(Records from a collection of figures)
- - - - - - -

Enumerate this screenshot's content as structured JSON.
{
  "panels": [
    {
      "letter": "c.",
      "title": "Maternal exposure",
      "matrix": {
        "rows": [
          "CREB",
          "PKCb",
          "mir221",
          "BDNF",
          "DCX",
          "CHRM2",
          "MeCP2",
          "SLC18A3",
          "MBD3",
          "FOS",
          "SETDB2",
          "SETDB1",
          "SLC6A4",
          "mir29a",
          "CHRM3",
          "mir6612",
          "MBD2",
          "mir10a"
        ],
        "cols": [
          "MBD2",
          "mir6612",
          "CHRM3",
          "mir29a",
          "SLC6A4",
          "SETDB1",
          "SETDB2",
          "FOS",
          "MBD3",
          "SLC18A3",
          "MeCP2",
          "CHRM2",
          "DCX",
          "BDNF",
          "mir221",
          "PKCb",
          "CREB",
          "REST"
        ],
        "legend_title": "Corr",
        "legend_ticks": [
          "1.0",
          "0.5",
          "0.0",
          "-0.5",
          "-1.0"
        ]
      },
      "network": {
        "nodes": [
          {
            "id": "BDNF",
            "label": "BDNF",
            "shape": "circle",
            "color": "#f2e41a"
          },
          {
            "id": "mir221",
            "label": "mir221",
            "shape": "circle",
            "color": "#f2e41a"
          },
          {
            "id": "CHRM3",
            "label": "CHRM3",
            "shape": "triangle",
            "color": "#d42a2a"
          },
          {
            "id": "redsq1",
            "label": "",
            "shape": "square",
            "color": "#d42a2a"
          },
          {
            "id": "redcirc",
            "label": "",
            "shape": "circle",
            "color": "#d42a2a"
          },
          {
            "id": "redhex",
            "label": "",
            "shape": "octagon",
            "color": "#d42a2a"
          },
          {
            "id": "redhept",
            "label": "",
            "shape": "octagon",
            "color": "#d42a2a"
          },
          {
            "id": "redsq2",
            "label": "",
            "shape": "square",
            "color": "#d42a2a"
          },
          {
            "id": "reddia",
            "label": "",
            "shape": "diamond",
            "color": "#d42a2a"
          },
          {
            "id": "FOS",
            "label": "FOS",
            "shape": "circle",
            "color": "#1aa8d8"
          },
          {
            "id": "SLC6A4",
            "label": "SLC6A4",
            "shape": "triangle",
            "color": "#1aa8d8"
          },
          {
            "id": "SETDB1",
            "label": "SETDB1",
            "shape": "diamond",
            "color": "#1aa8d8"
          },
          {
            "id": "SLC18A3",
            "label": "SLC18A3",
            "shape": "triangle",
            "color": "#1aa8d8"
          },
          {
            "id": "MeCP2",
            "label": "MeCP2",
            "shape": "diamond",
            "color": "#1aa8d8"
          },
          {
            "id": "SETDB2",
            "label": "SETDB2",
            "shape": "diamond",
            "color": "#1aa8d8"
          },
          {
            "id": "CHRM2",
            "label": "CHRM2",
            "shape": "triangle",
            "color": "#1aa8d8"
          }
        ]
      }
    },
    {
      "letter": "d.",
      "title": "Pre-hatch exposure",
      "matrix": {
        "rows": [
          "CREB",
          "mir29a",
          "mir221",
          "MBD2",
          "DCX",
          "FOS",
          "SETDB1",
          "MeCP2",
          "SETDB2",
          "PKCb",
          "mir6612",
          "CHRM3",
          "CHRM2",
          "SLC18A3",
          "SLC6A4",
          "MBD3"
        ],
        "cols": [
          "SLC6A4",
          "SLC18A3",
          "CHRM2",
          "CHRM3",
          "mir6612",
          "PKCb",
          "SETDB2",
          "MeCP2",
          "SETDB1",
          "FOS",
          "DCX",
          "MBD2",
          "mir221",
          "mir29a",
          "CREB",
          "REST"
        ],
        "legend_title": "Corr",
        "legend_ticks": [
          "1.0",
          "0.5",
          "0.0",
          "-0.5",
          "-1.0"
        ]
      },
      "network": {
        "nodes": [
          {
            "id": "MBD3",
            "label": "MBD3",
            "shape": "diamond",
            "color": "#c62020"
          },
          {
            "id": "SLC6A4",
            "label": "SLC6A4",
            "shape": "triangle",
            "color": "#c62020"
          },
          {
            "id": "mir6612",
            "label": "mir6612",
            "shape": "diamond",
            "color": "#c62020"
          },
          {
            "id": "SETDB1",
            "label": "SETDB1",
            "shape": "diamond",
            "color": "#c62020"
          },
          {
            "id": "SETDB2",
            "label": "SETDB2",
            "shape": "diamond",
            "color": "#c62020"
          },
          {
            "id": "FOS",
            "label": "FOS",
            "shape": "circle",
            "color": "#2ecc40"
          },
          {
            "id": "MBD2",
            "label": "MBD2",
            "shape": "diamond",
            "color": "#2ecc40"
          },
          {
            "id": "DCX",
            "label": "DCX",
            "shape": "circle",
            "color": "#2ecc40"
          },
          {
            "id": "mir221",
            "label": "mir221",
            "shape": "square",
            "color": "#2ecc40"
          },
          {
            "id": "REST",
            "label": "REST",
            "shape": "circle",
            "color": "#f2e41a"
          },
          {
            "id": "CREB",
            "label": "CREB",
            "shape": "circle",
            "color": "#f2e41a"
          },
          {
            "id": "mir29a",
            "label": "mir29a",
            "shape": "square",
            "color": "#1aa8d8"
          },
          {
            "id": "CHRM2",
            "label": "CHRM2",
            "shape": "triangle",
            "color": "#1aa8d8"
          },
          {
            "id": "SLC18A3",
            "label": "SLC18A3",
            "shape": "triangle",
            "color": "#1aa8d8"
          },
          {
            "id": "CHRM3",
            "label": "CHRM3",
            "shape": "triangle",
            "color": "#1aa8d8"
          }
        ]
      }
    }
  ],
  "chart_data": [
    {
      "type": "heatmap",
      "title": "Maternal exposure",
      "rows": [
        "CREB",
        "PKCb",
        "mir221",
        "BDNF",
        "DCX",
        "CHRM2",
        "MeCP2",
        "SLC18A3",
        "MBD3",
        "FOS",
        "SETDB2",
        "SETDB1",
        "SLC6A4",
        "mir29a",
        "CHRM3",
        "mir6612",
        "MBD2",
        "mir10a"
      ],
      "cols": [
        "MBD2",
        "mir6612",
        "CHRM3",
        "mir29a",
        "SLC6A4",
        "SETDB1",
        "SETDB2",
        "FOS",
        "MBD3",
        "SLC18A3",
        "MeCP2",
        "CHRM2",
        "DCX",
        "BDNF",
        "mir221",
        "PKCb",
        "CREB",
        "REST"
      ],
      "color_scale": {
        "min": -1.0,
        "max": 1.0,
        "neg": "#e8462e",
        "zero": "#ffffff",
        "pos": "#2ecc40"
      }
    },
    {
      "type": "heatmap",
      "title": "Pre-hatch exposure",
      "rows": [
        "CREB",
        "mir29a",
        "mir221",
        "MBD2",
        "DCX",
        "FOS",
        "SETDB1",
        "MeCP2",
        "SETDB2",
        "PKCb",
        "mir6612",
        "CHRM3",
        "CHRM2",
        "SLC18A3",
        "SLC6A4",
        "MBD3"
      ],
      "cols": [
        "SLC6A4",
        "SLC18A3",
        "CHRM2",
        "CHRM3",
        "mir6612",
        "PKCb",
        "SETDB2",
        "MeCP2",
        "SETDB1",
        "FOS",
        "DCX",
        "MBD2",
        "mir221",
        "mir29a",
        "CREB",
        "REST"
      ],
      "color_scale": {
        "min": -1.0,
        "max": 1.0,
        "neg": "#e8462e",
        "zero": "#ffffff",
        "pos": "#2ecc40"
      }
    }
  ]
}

- - - - - - -

Instructions for the task - Your task is to repeat every line exactly.

Reply to the exercise -
Enumerate this screenshot's content as structured JSON.
{
  "panels": [
    {
      "letter": "c.",
      "title": "Maternal exposure",
      "matrix": {
        "rows": [
          "CREB",
          "PKCb",
          "mir221",
          "BDNF",
          "DCX",
          "CHRM2",
          "MeCP2",
          "SLC18A3",
          "MBD3",
          "FOS",
          "SETDB2",
          "SETDB1",
          "SLC6A4",
          "mir29a",
          "CHRM3",
          "mir6612",
          "MBD2",
          "mir10a"
        ],
        "cols": [
          "MBD2",
          "mir6612",
          "CHRM3",
          "mir29a",
          "SLC6A4",
          "SETDB1",
          "SETDB2",
          "FOS",
          "MBD3",
          "SLC18A3",
          "MeCP2",
          "CHRM2",
          "DCX",
          "BDNF",
          "mir221",
          "PKCb",
          "CREB",
          "REST"
        ],
        "legend_title": "Corr",
        "legend_ticks": [
          "1.0",
          "0.5",
          "0.0",
          "-0.5",
          "-1.0"
        ]
      },
      "network": {
        "nodes": [
          {
            "id": "BDNF",
            "label": "BDNF",
            "shape": "circle",
            "color": "#f2e41a"
          },
          {
            "id": "mir221",
            "label": "mir221",
            "shape": "circle",
            "color": "#f2e41a"
          },
          {
            "id": "CHRM3",
            "label": "CHRM3",
            "shape": "triangle",
            "color": "#d42a2a"
          },
          {
            "id": "redsq1",
            "label": "",
            "shape": "square",
            "color": "#d42a2a"
          },
          {
            "id": "redcirc",
            "label": "",
            "shape": "circle",
            "color": "#d42a2a"
          },
          {
            "id": "redhex",
            "label": "",
            "shape": "octagon",
            "color": "#d42a2a"
          },
          {
            "id": "redhept",
            "label": "",
            "shape": "octagon",
            "color": "#d42a2a"
          },
          {
            "id": "redsq2",
            "label": "",
            "shape": "square",
            "color": "#d42a2a"
          },
          {
            "id": "reddia",
            "label": "",
            "shape": "diamond",
            "color": "#d42a2a"
          },
          {
            "id": "FOS",
            "label": "FOS",
            "shape": "circle",
            "color": "#1aa8d8"
          },
          {
            "id": "SLC6A4",
            "label": "SLC6A4",
            "shape": "triangle",
            "color": "#1aa8d8"
          },
          {
            "id": "SETDB1",
            "label": "SETDB1",
            "shape": "diamond",
            "color": "#1aa8d8"
          },
          {
            "id": "SLC18A3",
            "label": "SLC18A3",
            "shape": "triangle",
            "color": "#1aa8d8"
          },
          {
            "id": "MeCP2",
            "label": "MeCP2",
            "shape": "diamond",
            "color": "#1aa8d8"
          },
          {
            "id": "SETDB2",
            "label": "SETDB2",
            "shape": "diamond",
            "color": "#1aa8d8"
          },
          {
            "id": "CHRM2",
            "label": "CHRM2",
            "shape": "triangle",
            "color": "#1aa8d8"
          }
        ]
      }
    },
    {
      "letter": "d.",
      "title": "Pre-hatch exposure",
      "matrix": {
        "rows": [
          "CREB",
          "mir29a",
          "mir221",
          "MBD2",
          "DCX",
          "FOS",
          "SETDB1",
          "MeCP2",
          "SETDB2",
          "PKCb",
          "mir6612",
          "CHRM3",
          "CHRM2",
          "SLC18A3",
          "SLC6A4",
          "MBD3"
        ],
        "cols": [
          "SLC6A4",
          "SLC18A3",
          "CHRM2",
          "CHRM3",
          "mir6612",
          "PKCb",
          "SETDB2",
          "MeCP2",
          "SETDB1",
          "FOS",
          "DCX",
          "MBD2",
          "mir221",
          "mir29a",
          "CREB",
          "REST"
        ],
        "legend_title": "Corr",
        "legend_ticks": [
          "1.0",
          "0.5",
          "0.0",
          "-0.5",
          "-1.0"
        ]
      },
      "network": {
        "nodes": [
          {
            "id": "MBD3",
            "label": "MBD3",
            "shape": "diamond",
            "color": "#c62020"
          },
          {
            "id": "SLC6A4",
            "label": "SLC6A4",
            "shape": "triangle",
            "color": "#c62020"
          },
          {
            "id": "mir6612",
            "label": "mir6612",
            "shape": "diamond",
            "color": "#c62020"
          },
          {
            "id": "SETDB1",
            "label": "SETDB1",
            "shape": "diamond",
            "color": "#c62020"
          },
          {
            "id": "SETDB2",
            "label": "SETDB2",
            "shape": "diamond",
            "color": "#c62020"
          },
          {
            "id": "FOS",
            "label": "FOS",
            "shape": "circle",
            "color": "#2ecc40"
          },
          {
            "id": "MBD2",
            "label": "MBD2",
            "shape": "diamond",
            "color": "#2ecc40"
          },
          {
            "id": "DCX",
            "label": "DCX",
            "shape": "circle",
            "color": "#2ecc40"
          },
          {
            "id": "mir221",
            "label": "mir221",
            "shape": "square",
            "color": "#2ecc40"
          },
          {
            "id": "REST",
            "label": "REST",
            "shape": "circle",
            "color": "#f2e41a"
          },
          {
            "id": "CREB",
            "label": "CREB",
            "shape": "circle",
            "color": "#f2e41a"
          },
          {
            "id": "mir29a",
            "label": "mir29a",
            "shape": "square",
            "color": "#1aa8d8"
          },
          {
            "id": "CHRM2",
            "label": "CHRM2",
            "shape": "triangle",
            "color": "#1aa8d8"
          },
          {
            "id": "SLC18A3",
            "label": "SLC18A3",
            "shape": "triangle",
            "color": "#1aa8d8"
          },
          {
            "id": "CHRM3",
            "label": "CHRM3",
            "shape": "triangle",
            "color": "#1aa8d8"
          }
        ]
      }
    }
  ],
  "chart_data": [
    {
      "type": "heatmap",
      "title": "Maternal exposure",
      "rows": [
        "CREB",
        "PKCb",
        "mir221",
        "BDNF",
        "DCX",
        "CHRM2",
        "MeCP2",
        "SLC18A3",
        "MBD3",
        "FOS",
        "SETDB2",
        "SETDB1",
        "SLC6A4",
        "mir29a",
        "CHRM3",
        "mir6612",
        "MBD2",
        "mir10a"
      ],
      "cols": [
        "MBD2",
        "mir6612",
        "CHRM3",
        "mir29a",
        "SLC6A4",
        "SETDB1",
        "SETDB2",
        "FOS",
        "MBD3",
        "SLC18A3",
        "MeCP2",
        "CHRM2",
        "DCX",
        "BDNF",
        "mir221",
        "PKCb",
        "CREB",
        "REST"
      ],
      "color_scale": {
        "min": -1.0,
        "max": 1.0,
        "neg": "#e8462e",
        "zero": "#ffffff",
        "pos": "#2ecc40"
      }
    },
    {
      "type": "heatmap",
      "title": "Pre-hatch exposure",
      "rows": [
        "CREB",
        "mir29a",
        "mir221",
        "MBD2",
        "DCX",
        "FOS",
        "SETDB1",
        "MeCP2",
        "SETDB2",
        "PKCb",
        "mir6612",
        "CHRM3",
        "CHRM2",
        "SLC18A3",
        "SLC6A4",
        "MBD3"
      ],
      "cols": [
        "SLC6A4",
        "SLC18A3",
        "CHRM2",
        "CHRM3",
        "mir6612",
        "PKCb",
        "SETDB2",
        "MeCP2",
        "SETDB1",
        "FOS",
        "DCX",
        "MBD2",
        "mir221",
        "mir29a",
        "CREB",
        "REST"
      ],
      "color_scale": {
        "min": -1.0,
        "max": 1.0,
        "neg": "#e8462e",
        "zero": "#ffffff",
        "pos": "#2ecc40"
      }
    }
  ]
}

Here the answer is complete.